--- START OF SUPPLIED RECORDS ---
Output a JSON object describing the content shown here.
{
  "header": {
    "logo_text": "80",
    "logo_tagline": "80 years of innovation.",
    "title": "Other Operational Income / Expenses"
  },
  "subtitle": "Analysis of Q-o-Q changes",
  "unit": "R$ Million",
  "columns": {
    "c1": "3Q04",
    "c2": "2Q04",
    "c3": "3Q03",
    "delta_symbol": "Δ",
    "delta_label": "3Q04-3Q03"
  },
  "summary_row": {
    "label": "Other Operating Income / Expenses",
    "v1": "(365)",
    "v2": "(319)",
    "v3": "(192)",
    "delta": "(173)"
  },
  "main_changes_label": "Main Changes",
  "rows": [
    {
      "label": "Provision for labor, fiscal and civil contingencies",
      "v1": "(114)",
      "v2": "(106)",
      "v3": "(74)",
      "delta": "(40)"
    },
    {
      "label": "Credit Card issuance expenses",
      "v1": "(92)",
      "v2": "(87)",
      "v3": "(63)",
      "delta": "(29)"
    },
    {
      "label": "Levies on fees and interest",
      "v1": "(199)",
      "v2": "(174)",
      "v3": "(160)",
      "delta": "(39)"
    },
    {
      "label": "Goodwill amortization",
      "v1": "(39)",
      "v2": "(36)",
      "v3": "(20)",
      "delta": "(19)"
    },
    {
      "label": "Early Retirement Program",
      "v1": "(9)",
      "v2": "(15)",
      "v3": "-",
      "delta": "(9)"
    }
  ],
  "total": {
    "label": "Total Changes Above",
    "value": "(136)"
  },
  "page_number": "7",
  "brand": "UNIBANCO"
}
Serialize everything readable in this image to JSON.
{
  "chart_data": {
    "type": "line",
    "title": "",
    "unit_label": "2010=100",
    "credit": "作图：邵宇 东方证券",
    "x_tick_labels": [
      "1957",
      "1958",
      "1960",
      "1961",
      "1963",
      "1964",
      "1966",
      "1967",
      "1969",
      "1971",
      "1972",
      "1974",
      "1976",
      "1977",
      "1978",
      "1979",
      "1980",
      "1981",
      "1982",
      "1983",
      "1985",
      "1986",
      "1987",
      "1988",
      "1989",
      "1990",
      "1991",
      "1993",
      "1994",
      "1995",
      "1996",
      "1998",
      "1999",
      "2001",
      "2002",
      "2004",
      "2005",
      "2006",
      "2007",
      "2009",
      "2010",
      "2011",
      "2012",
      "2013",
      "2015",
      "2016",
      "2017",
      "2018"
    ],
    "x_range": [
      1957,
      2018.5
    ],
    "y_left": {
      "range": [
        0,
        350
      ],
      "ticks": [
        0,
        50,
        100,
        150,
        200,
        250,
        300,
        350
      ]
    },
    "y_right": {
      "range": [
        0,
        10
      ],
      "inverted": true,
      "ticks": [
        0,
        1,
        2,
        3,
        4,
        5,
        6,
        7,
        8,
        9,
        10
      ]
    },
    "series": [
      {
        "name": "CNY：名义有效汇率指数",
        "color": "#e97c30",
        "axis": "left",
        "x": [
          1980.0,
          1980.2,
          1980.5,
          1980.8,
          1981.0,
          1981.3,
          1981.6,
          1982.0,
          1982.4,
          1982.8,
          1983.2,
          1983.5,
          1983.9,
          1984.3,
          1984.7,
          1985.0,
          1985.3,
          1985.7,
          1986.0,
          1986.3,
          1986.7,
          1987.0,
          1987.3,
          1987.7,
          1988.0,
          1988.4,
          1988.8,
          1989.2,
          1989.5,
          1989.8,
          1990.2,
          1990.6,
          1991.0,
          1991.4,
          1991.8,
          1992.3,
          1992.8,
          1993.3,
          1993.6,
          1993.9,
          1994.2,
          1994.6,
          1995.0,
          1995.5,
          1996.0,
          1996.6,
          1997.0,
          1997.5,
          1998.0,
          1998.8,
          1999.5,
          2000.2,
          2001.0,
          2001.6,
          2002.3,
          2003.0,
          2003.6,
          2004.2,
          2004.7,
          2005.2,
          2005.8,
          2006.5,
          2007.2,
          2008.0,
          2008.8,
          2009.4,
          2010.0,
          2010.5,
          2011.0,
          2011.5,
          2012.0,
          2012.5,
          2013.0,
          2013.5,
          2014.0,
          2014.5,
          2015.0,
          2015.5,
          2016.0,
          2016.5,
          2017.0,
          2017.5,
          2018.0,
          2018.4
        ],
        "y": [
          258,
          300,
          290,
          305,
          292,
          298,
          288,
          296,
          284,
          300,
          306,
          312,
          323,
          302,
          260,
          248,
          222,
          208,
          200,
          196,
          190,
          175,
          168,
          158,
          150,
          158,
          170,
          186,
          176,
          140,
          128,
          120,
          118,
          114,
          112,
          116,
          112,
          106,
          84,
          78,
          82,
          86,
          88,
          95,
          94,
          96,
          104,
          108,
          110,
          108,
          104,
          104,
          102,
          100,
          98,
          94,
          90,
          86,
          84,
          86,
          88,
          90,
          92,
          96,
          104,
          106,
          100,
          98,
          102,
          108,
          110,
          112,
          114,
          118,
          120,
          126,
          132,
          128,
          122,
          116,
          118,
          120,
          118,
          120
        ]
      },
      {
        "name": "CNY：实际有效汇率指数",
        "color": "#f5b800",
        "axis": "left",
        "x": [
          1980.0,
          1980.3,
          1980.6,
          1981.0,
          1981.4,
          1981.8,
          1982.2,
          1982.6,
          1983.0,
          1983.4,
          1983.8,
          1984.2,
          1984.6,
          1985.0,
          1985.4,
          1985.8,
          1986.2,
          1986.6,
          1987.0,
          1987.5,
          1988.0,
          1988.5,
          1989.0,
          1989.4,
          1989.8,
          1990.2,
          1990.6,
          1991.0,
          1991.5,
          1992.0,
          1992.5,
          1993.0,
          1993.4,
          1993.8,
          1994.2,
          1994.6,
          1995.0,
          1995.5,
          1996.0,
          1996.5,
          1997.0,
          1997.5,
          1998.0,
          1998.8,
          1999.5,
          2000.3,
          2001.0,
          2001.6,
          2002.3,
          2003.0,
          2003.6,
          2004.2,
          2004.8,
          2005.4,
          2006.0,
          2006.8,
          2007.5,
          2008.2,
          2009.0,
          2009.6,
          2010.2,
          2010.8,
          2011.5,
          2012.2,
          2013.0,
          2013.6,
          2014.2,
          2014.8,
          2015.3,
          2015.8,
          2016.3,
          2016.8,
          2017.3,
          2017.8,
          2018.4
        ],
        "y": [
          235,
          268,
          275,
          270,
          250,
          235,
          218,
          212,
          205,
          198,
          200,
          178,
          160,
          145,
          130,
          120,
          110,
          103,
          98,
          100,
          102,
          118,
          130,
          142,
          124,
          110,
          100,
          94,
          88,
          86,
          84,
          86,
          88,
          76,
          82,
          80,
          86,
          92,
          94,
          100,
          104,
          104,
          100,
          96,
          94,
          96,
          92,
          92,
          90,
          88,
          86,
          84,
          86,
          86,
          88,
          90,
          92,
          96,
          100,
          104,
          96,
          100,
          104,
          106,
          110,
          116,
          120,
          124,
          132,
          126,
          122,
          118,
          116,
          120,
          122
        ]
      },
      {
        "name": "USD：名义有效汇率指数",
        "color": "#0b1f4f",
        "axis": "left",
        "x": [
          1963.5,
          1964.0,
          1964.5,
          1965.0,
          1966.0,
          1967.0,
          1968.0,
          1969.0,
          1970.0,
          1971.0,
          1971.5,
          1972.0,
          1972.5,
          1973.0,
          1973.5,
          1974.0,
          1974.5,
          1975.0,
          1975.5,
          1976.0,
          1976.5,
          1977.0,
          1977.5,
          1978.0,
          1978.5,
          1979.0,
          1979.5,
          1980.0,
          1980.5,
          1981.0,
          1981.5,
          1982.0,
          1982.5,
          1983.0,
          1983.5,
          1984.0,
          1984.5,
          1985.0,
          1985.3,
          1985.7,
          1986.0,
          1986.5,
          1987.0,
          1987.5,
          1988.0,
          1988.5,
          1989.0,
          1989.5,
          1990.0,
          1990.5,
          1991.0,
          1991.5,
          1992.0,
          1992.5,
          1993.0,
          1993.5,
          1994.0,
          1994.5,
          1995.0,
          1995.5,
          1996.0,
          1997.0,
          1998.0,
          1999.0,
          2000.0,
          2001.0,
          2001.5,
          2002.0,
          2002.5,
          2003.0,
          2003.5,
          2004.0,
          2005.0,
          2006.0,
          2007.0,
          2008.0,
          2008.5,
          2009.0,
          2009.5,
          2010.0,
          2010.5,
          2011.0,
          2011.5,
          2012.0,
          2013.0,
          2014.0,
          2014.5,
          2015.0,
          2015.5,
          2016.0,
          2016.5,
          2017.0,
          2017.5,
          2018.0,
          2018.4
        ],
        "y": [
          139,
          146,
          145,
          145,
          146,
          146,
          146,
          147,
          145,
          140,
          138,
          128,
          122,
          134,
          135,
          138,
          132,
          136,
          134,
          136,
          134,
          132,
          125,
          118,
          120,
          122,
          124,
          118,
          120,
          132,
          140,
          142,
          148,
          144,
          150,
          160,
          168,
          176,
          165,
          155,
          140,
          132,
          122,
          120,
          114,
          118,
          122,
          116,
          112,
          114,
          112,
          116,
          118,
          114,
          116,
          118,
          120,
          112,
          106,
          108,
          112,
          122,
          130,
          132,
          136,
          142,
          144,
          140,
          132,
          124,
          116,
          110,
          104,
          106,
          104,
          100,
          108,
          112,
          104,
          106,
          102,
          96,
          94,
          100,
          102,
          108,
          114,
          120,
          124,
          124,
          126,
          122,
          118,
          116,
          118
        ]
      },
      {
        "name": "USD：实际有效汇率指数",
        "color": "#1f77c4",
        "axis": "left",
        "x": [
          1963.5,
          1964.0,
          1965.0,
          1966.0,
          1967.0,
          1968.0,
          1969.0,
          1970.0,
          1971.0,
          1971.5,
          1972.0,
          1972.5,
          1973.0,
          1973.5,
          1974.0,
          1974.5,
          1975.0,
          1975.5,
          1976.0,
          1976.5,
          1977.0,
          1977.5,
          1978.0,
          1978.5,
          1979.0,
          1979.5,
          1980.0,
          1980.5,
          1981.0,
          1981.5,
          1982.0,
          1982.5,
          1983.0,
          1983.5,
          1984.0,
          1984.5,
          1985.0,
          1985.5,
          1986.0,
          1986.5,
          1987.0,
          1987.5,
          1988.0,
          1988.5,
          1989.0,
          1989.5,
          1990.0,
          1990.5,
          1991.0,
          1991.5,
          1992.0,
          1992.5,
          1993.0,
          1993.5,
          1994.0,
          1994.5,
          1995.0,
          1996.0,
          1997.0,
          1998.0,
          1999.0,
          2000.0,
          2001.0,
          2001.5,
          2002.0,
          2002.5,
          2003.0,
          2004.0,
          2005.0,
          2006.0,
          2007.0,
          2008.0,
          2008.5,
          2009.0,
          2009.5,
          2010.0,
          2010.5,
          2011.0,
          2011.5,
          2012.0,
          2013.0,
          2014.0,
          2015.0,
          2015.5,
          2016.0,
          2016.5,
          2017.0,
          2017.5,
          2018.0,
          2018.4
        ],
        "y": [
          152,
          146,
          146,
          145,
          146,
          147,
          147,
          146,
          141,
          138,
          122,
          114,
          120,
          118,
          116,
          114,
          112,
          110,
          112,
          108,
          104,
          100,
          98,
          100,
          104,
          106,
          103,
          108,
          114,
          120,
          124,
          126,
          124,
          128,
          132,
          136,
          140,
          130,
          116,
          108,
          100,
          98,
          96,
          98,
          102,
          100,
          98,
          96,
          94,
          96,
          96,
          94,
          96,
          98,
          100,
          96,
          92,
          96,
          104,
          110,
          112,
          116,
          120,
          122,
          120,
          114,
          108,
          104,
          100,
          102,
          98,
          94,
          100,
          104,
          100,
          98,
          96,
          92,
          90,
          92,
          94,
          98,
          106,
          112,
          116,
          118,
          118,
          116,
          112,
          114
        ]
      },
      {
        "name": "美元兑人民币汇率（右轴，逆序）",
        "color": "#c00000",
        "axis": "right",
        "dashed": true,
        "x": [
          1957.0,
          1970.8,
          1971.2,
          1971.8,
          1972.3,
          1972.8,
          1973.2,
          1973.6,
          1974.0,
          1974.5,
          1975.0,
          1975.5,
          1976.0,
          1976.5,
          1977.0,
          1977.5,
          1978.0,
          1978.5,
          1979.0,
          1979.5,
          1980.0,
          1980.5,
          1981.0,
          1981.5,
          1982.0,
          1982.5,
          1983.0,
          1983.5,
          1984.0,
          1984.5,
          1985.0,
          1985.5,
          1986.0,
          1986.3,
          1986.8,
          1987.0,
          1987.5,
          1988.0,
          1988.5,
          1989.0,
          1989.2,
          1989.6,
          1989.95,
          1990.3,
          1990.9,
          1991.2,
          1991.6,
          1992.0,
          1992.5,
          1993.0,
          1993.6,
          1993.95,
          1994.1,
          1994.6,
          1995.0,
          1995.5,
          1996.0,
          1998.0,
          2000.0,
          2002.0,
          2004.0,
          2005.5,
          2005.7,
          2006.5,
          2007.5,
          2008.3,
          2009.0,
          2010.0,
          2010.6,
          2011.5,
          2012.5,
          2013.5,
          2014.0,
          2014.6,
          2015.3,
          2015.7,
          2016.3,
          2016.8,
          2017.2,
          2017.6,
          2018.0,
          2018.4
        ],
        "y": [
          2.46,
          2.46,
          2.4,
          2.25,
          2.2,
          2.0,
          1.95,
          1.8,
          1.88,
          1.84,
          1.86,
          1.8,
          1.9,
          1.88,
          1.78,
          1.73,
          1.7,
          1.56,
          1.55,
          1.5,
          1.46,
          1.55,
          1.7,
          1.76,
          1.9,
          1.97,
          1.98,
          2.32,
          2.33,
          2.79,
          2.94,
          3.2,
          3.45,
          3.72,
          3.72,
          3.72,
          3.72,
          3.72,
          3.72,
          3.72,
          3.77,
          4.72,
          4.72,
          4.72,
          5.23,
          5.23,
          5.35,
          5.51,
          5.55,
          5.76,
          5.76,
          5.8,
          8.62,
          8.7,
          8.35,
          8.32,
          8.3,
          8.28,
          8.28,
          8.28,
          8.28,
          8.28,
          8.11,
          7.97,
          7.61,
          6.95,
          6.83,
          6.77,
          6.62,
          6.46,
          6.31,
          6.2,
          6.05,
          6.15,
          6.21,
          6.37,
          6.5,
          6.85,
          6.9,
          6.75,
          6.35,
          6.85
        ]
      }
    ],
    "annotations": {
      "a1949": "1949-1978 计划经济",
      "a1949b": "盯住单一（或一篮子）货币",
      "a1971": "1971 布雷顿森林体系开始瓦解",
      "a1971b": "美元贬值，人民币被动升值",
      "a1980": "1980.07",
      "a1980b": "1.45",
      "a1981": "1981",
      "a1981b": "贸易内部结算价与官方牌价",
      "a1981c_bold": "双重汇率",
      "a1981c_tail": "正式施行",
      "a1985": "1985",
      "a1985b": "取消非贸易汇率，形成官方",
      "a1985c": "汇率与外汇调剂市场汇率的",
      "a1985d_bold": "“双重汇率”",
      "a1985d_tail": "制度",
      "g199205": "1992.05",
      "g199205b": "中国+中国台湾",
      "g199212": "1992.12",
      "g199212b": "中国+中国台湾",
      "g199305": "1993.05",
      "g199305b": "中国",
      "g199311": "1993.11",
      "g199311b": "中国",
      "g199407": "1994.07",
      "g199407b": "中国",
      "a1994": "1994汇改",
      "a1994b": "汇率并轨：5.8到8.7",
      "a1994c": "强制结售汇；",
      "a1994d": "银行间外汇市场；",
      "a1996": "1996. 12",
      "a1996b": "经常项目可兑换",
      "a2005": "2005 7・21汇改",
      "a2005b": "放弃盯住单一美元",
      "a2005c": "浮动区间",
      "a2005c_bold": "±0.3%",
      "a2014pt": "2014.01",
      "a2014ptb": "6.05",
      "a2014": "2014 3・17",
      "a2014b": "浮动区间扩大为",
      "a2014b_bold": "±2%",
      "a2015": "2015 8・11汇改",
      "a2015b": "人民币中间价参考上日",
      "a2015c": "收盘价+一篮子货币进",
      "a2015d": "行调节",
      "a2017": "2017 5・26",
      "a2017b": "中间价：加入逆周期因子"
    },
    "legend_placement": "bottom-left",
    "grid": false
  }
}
--- END OF SUPPLIED RECORDS ---
- **BRIEF**: The string "name" may appear in lines of the listing above; tally those lines and give the number only.

- **SOLVED PROBLEM**: 5